Make a tally of the lines in the records that include the string "formación", and give only that number.
-------- Given data --------
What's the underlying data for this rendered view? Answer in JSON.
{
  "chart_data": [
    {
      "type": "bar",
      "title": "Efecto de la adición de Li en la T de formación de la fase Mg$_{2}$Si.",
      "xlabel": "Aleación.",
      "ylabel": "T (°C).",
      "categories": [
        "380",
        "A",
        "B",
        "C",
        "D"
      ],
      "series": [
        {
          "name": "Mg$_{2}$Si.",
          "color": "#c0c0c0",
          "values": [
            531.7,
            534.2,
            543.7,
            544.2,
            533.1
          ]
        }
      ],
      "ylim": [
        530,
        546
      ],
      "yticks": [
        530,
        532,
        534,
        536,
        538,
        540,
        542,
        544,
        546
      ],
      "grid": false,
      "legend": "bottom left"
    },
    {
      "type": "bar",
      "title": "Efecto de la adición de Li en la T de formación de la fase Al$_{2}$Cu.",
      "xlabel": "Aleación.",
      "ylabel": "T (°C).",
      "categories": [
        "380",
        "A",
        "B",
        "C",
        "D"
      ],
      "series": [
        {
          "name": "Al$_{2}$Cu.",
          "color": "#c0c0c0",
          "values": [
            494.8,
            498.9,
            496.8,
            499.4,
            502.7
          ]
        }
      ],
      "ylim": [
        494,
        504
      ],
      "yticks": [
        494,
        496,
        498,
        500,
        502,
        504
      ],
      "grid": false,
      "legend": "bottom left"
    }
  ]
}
--------
> _Output below_:
2